----- Data to use
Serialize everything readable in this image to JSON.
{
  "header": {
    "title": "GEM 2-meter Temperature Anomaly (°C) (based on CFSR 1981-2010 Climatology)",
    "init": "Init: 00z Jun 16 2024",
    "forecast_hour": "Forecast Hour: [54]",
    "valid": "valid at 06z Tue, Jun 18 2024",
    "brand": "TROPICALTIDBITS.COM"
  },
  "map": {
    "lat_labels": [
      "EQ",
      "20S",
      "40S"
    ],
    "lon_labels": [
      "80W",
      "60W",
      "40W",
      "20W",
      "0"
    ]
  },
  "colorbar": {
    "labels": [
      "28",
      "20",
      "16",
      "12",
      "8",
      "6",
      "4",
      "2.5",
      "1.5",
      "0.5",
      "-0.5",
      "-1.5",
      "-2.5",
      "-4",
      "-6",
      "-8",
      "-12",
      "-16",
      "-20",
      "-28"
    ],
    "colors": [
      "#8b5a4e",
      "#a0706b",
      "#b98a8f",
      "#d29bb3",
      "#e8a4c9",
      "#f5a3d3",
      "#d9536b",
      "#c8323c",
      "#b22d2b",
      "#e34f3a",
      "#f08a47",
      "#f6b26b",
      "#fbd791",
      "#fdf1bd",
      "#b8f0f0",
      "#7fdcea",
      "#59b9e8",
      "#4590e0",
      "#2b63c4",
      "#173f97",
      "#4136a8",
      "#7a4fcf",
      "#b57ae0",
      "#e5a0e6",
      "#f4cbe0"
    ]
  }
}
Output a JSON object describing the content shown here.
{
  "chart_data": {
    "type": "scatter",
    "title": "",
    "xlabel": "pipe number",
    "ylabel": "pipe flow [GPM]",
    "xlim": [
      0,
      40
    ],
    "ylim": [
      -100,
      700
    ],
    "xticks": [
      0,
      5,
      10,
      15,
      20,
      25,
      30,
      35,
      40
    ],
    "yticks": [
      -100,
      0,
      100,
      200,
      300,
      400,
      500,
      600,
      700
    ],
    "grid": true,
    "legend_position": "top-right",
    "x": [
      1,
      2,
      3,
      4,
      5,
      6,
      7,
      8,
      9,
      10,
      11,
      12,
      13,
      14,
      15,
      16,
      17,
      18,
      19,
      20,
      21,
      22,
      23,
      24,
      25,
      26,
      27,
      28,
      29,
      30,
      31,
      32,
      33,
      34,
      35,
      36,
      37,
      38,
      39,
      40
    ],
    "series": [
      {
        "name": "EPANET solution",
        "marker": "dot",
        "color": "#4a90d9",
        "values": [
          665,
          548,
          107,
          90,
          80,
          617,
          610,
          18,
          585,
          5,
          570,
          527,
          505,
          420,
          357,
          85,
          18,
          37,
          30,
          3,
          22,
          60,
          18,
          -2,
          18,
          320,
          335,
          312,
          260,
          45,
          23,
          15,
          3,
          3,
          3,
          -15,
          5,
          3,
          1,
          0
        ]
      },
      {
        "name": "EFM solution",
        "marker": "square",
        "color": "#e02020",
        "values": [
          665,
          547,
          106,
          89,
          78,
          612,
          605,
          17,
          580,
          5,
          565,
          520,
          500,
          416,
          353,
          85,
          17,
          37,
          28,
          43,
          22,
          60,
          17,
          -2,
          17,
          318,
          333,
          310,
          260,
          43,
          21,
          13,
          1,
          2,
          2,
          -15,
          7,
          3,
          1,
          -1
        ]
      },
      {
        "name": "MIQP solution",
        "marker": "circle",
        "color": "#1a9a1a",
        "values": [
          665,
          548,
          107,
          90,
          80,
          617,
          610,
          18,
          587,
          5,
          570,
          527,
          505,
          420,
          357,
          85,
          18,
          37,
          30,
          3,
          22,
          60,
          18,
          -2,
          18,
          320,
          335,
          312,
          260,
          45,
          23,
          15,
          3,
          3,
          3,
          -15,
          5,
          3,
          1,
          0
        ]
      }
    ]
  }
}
----------
----- Data to use
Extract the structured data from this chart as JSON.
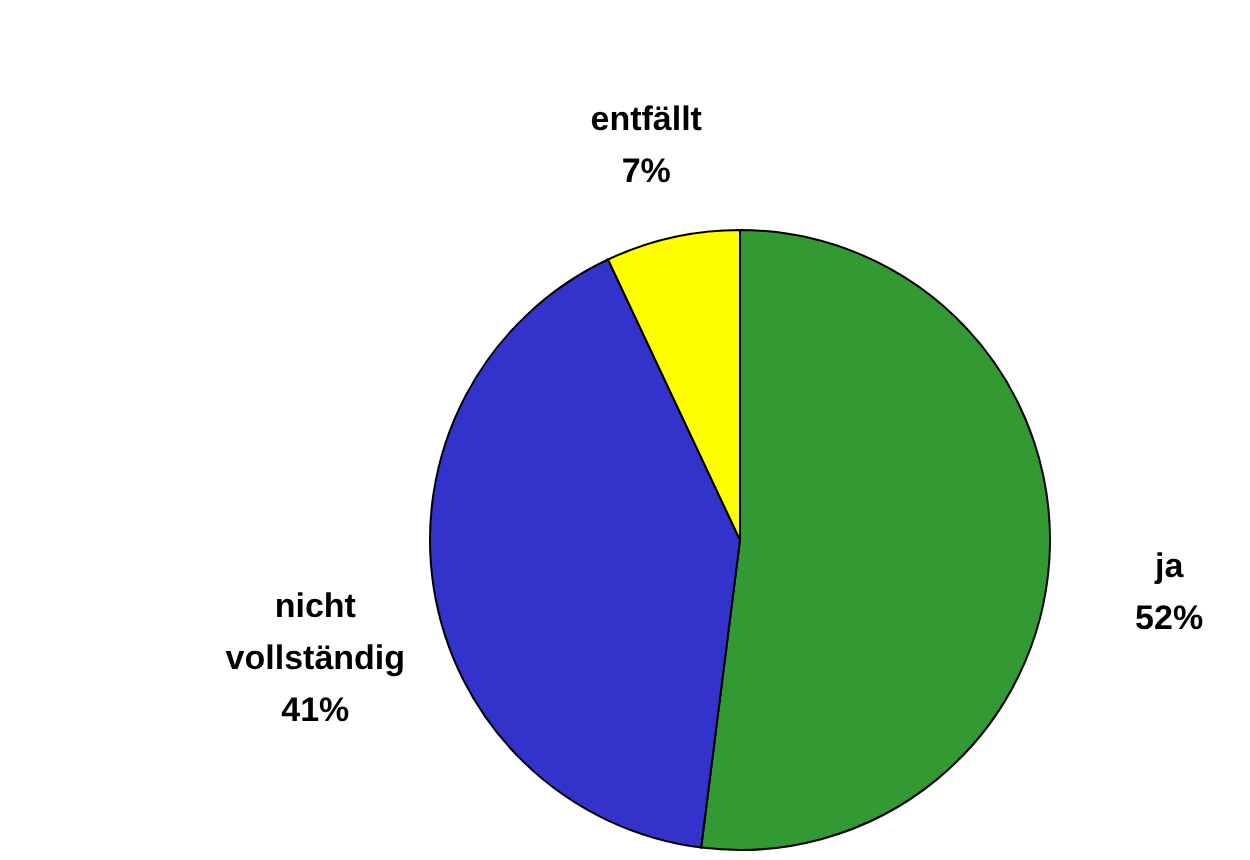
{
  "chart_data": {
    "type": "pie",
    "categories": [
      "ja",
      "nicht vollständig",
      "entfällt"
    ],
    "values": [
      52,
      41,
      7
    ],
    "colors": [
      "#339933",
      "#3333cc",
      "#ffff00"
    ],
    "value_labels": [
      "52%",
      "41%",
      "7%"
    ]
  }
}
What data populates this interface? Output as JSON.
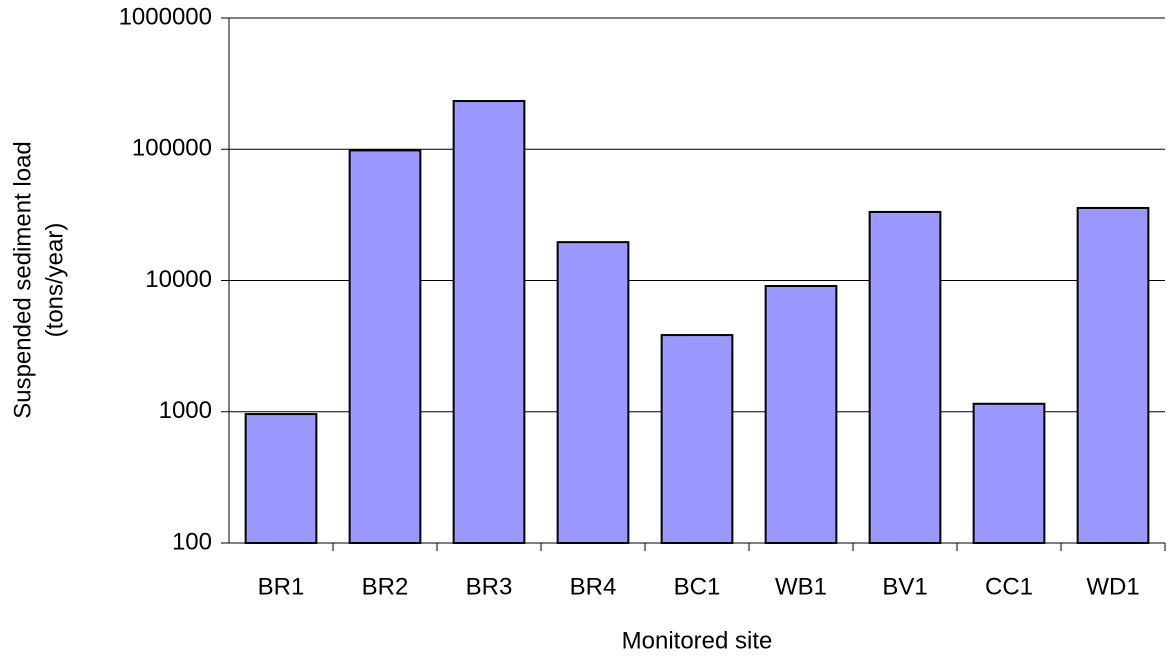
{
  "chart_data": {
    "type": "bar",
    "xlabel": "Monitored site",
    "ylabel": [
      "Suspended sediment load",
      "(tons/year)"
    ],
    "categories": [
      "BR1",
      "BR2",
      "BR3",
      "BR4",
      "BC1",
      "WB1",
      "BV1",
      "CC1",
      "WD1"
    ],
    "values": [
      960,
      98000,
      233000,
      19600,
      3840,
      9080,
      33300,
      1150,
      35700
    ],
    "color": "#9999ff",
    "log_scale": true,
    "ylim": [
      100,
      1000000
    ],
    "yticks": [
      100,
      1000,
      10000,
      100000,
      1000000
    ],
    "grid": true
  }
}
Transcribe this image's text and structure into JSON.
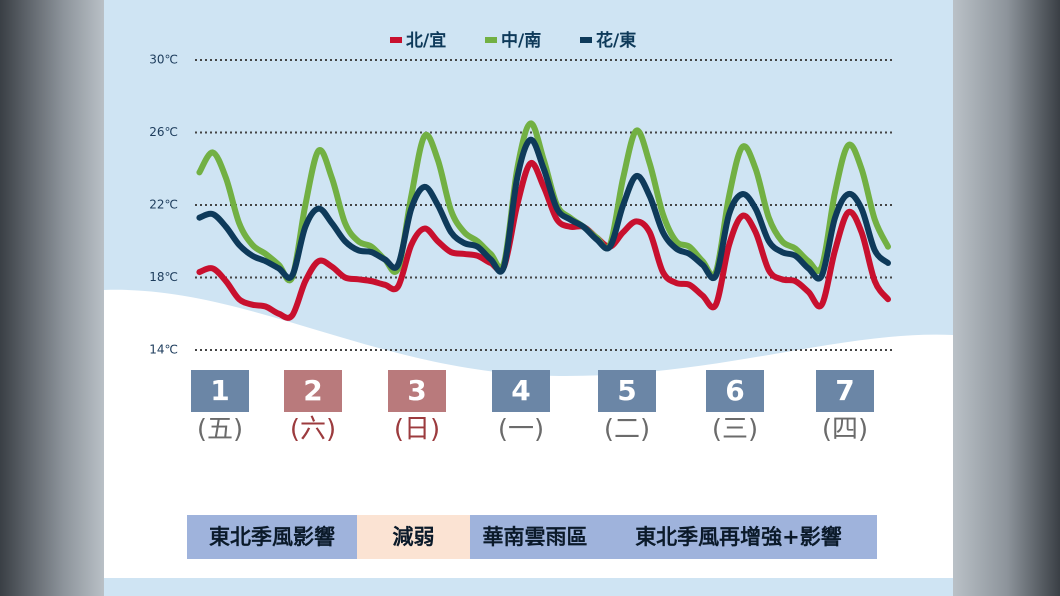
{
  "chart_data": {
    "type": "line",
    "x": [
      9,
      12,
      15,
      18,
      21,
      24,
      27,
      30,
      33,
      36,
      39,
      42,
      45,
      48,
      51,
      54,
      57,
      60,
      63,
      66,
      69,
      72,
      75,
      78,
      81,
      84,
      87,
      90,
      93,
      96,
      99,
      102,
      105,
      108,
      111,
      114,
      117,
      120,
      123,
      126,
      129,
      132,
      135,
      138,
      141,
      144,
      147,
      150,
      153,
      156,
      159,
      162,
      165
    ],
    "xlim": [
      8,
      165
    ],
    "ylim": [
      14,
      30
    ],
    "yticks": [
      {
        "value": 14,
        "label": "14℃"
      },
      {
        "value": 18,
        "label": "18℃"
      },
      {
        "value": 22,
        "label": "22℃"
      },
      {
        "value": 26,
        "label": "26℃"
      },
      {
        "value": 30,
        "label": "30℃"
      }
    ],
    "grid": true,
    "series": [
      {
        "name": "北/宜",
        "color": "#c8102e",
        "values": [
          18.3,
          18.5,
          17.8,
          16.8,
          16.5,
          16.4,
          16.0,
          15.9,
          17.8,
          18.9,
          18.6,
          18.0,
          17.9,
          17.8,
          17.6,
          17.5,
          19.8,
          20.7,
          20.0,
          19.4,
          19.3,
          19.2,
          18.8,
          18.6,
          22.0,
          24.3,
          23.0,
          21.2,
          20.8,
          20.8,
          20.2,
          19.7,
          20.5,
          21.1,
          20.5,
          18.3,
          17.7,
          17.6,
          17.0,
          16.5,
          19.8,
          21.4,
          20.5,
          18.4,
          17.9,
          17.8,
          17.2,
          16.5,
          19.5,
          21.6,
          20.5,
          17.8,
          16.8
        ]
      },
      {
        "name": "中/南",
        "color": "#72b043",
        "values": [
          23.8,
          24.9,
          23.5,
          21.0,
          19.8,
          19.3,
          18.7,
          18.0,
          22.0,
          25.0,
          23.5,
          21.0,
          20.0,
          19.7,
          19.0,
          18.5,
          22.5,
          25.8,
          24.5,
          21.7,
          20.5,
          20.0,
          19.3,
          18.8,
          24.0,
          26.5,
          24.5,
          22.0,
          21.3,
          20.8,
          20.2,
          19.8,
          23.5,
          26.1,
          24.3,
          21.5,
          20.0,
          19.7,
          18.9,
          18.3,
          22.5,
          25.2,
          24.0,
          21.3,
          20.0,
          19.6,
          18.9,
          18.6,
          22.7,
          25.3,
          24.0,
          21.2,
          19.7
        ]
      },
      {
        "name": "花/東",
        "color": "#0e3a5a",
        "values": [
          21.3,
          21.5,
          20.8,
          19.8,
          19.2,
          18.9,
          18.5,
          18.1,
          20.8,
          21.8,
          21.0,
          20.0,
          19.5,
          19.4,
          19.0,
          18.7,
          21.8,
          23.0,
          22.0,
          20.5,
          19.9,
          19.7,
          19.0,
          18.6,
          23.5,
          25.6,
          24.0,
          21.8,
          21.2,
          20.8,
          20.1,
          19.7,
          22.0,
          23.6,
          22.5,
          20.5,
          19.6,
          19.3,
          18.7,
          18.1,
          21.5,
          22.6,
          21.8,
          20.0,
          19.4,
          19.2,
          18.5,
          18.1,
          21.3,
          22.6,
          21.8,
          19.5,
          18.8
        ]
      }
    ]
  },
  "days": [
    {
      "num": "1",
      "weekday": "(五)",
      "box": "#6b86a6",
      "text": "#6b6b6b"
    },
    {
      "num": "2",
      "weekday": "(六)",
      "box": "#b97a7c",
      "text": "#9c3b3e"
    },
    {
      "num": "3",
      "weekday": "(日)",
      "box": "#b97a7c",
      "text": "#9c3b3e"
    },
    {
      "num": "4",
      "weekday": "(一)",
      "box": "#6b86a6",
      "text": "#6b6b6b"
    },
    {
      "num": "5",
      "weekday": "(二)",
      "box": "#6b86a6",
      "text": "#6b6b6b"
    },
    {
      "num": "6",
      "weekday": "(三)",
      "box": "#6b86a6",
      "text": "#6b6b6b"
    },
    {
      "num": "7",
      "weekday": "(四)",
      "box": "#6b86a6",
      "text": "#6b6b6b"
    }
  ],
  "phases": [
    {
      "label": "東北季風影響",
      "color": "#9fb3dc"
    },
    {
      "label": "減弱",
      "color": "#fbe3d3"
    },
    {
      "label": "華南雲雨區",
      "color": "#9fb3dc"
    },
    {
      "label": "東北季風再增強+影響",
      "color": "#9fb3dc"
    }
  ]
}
----------
> **Request**
Sift through the entries and copy every line with "type".

> **Final answer**
    "type": "scatter",
    "type": "pie",
    "type": "bar",
    "type": "line",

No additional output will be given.